WORK TO BE COMPLETED: Retype the whole listing verbatim and keep the pictures out of it.

Saved entries:
= = = = =

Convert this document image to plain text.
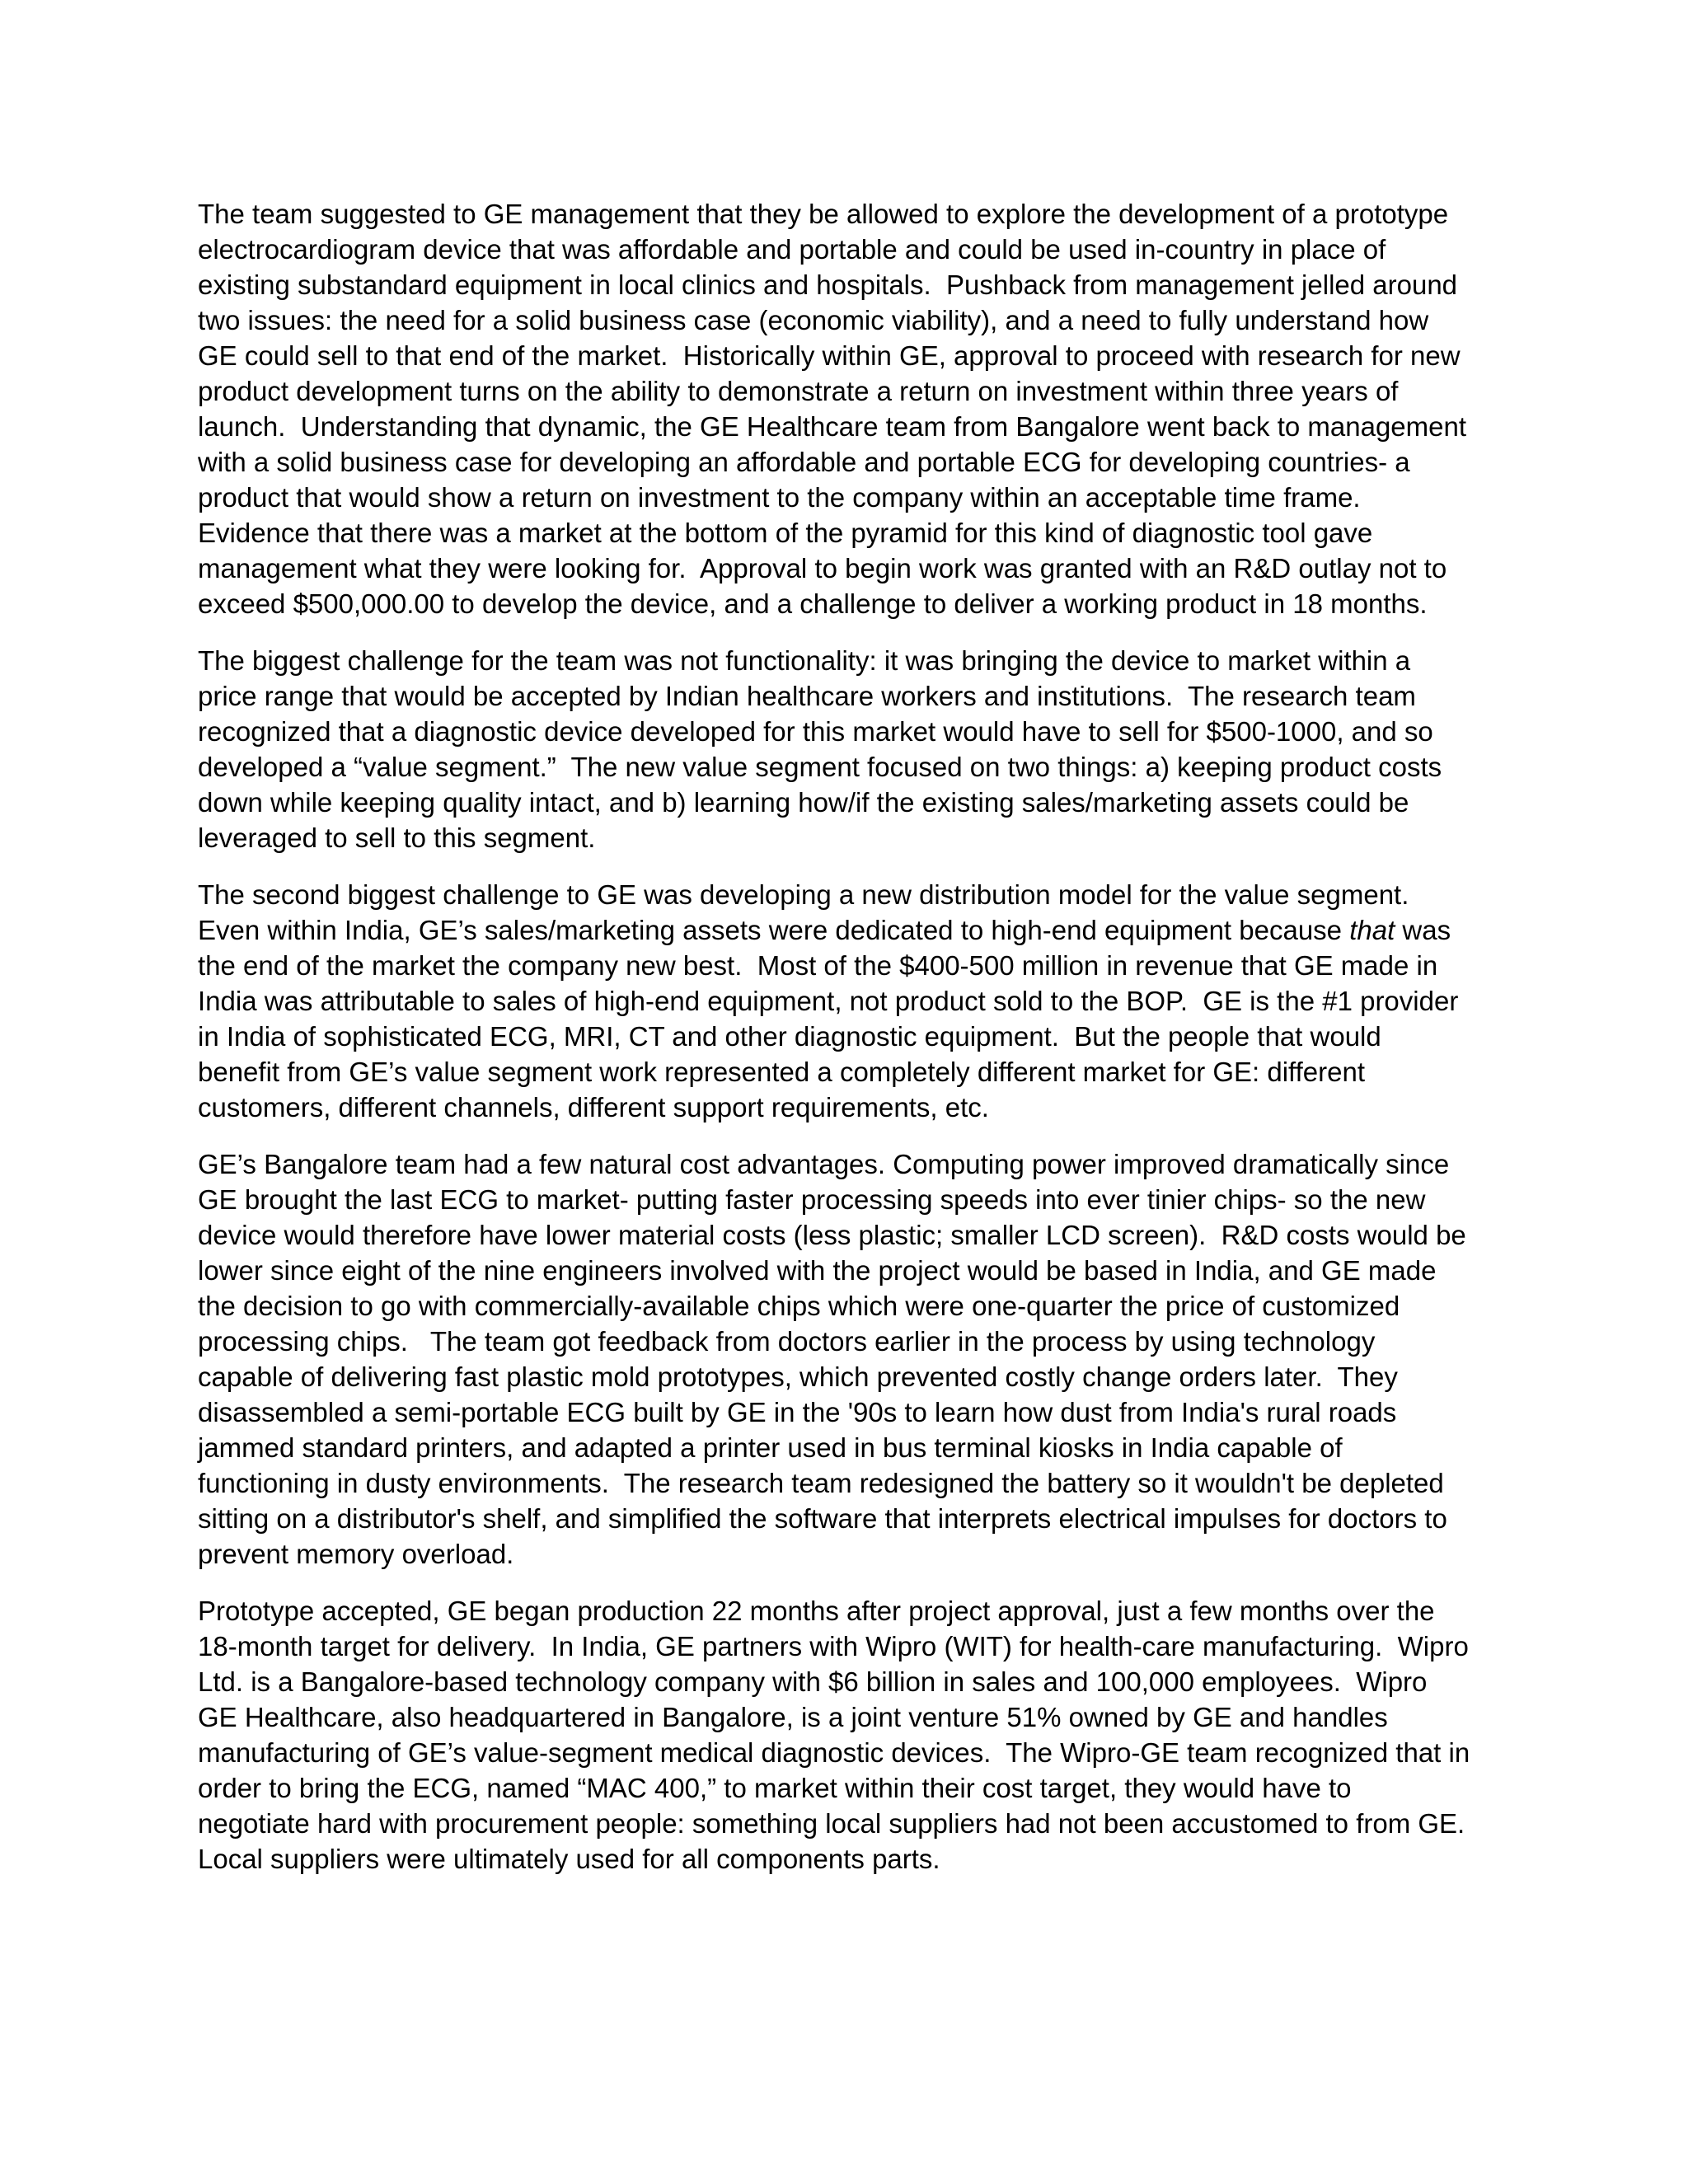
The team suggested to GE management that they be allowed to explore the development of a prototype
electrocardiogram device that was affordable and portable and could be used in-country in place of
existing substandard equipment in local clinics and hospitals.  Pushback from management jelled around
two issues: the need for a solid business case (economic viability), and a need to fully understand how
GE could sell to that end of the market.  Historically within GE, approval to proceed with research for new
product development turns on the ability to demonstrate a return on investment within three years of
launch.  Understanding that dynamic, the GE Healthcare team from Bangalore went back to management
with a solid business case for developing an affordable and portable ECG for developing countries- a
product that would show a return on investment to the company within an acceptable time frame.
Evidence that there was a market at the bottom of the pyramid for this kind of diagnostic tool gave
management what they were looking for.  Approval to begin work was granted with an R&D outlay not to
exceed $500,000.00 to develop the device, and a challenge to deliver a working product in 18 months.

The biggest challenge for the team was not functionality: it was bringing the device to market within a
price range that would be accepted by Indian healthcare workers and institutions.  The research team
recognized that a diagnostic device developed for this market would have to sell for $500-1000, and so
developed a “value segment.”  The new value segment focused on two things: a) keeping product costs
down while keeping quality intact, and b) learning how/if the existing sales/marketing assets could be
leveraged to sell to this segment.

The second biggest challenge to GE was developing a new distribution model for the value segment.
Even within India, GE’s sales/marketing assets were dedicated to high-end equipment because that was
the end of the market the company new best.  Most of the $400-500 million in revenue that GE made in
India was attributable to sales of high-end equipment, not product sold to the BOP.  GE is the #1 provider
in India of sophisticated ECG, MRI, CT and other diagnostic equipment.  But the people that would
benefit from GE’s value segment work represented a completely different market for GE: different
customers, different channels, different support requirements, etc.

GE’s Bangalore team had a few natural cost advantages. Computing power improved dramatically since
GE brought the last ECG to market- putting faster processing speeds into ever tinier chips- so the new
device would therefore have lower material costs (less plastic; smaller LCD screen).  R&D costs would be
lower since eight of the nine engineers involved with the project would be based in India, and GE made
the decision to go with commercially-available chips which were one-quarter the price of customized
processing chips.   The team got feedback from doctors earlier in the process by using technology
capable of delivering fast plastic mold prototypes, which prevented costly change orders later.  They
disassembled a semi-portable ECG built by GE in the '90s to learn how dust from India's rural roads
jammed standard printers, and adapted a printer used in bus terminal kiosks in India capable of
functioning in dusty environments.  The research team redesigned the battery so it wouldn't be depleted
sitting on a distributor's shelf, and simplified the software that interprets electrical impulses for doctors to
prevent memory overload.

Prototype accepted, GE began production 22 months after project approval, just a few months over the
18-month target for delivery.  In India, GE partners with Wipro (WIT) for health-care manufacturing.  Wipro
Ltd. is a Bangalore-based technology company with $6 billion in sales and 100,000 employees.  Wipro
GE Healthcare, also headquartered in Bangalore, is a joint venture 51% owned by GE and handles
manufacturing of GE’s value-segment medical diagnostic devices.  The Wipro-GE team recognized that in
order to bring the ECG, named “MAC 400,” to market within their cost target, they would have to
negotiate hard with procurement people: something local suppliers had not been accustomed to from GE.
Local suppliers were ultimately used for all components parts.
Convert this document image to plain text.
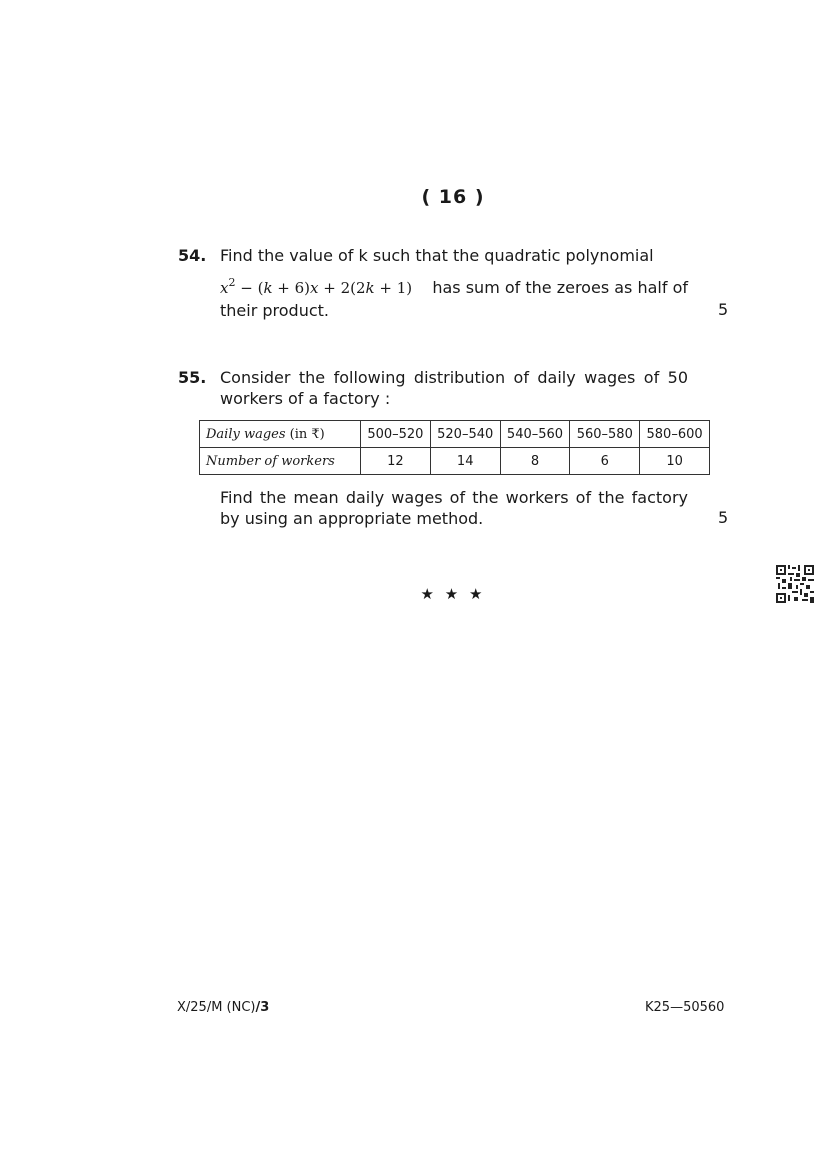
( 16 )
54. Find the value of k such that the quadratic polynomial
$x^2 - (k + 6)x + 2(2k + 1)$ has sum of the zeroes as half of
their product.	5
55. Consider the following distribution of daily wages of 50 workers of a factory :
Daily wages (in ₹)	500–520	520–540	540–560	560–580	580–600
Number of workers	12	14	8	6	10
Find the mean daily wages of the workers of the factory by using an appropriate method.	5
★ ★ ★
X/25/M (NC)/3	K25—50560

= = = = =

RESPONSE:
Convert this document image to plain text.
The team suggested to GE management that they be allowed to explore the development of a prototype
electrocardiogram device that was affordable and portable and could be used in-country in place of
existing substandard equipment in local clinics and hospitals.  Pushback from management jelled around
two issues: the need for a solid business case (economic viability), and a need to fully understand how
GE could sell to that end of the market.  Historically within GE, approval to proceed with research for new
product development turns on the ability to demonstrate a return on investment within three years of
launch.  Understanding that dynamic, the GE Healthcare team from Bangalore went back to management
with a solid business case for developing an affordable and portable ECG for developing countries- a
product that would show a return on investment to the company within an acceptable time frame.
Evidence that there was a market at the bottom of the pyramid for this kind of diagnostic tool gave
management what they were looking for.  Approval to begin work was granted with an R&D outlay not to
exceed $500,000.00 to develop the device, and a challenge to deliver a working product in 18 months.

The biggest challenge for the team was not functionality: it was bringing the device to market within a
price range that would be accepted by Indian healthcare workers and institutions.  The research team
recognized that a diagnostic device developed for this market would have to sell for $500-1000, and so
developed a “value segment.”  The new value segment focused on two things: a) keeping product costs
down while keeping quality intact, and b) learning how/if the existing sales/marketing assets could be
leveraged to sell to this segment.

The second biggest challenge to GE was developing a new distribution model for the value segment.
Even within India, GE’s sales/marketing assets were dedicated to high-end equipment because that was
the end of the market the company new best.  Most of the $400-500 million in revenue that GE made in
India was attributable to sales of high-end equipment, not product sold to the BOP.  GE is the #1 provider
in India of sophisticated ECG, MRI, CT and other diagnostic equipment.  But the people that would
benefit from GE’s value segment work represented a completely different market for GE: different
customers, different channels, different support requirements, etc.

GE’s Bangalore team had a few natural cost advantages. Computing power improved dramatically since
GE brought the last ECG to market- putting faster processing speeds into ever tinier chips- so the new
device would therefore have lower material costs (less plastic; smaller LCD screen).  R&D costs would be
lower since eight of the nine engineers involved with the project would be based in India, and GE made
the decision to go with commercially-available chips which were one-quarter the price of customized
processing chips.   The team got feedback from doctors earlier in the process by using technology
capable of delivering fast plastic mold prototypes, which prevented costly change orders later.  They
disassembled a semi-portable ECG built by GE in the '90s to learn how dust from India's rural roads
jammed standard printers, and adapted a printer used in bus terminal kiosks in India capable of
functioning in dusty environments.  The research team redesigned the battery so it wouldn't be depleted
sitting on a distributor's shelf, and simplified the software that interprets electrical impulses for doctors to
prevent memory overload.

Prototype accepted, GE began production 22 months after project approval, just a few months over the
18-month target for delivery.  In India, GE partners with Wipro (WIT) for health-care manufacturing.  Wipro
Ltd. is a Bangalore-based technology company with $6 billion in sales and 100,000 employees.  Wipro
GE Healthcare, also headquartered in Bangalore, is a joint venture 51% owned by GE and handles
manufacturing of GE’s value-segment medical diagnostic devices.  The Wipro-GE team recognized that in
order to bring the ECG, named “MAC 400,” to market within their cost target, they would have to
negotiate hard with procurement people: something local suppliers had not been accustomed to from GE.
Local suppliers were ultimately used for all components parts.
Convert this document image to plain text.
( 16 )
54. Find the value of k such that the quadratic polynomial
$x^2 - (k + 6)x + 2(2k + 1)$ has sum of the zeroes as half of
their product.	5
55. Consider the following distribution of daily wages of 50 workers of a factory :
Daily wages (in ₹)	500–520	520–540	540–560	560–580	580–600
Number of workers	12	14	8	6	10
Find the mean daily wages of the workers of the factory by using an appropriate method.	5
★ ★ ★
X/25/M (NC)/3	K25—50560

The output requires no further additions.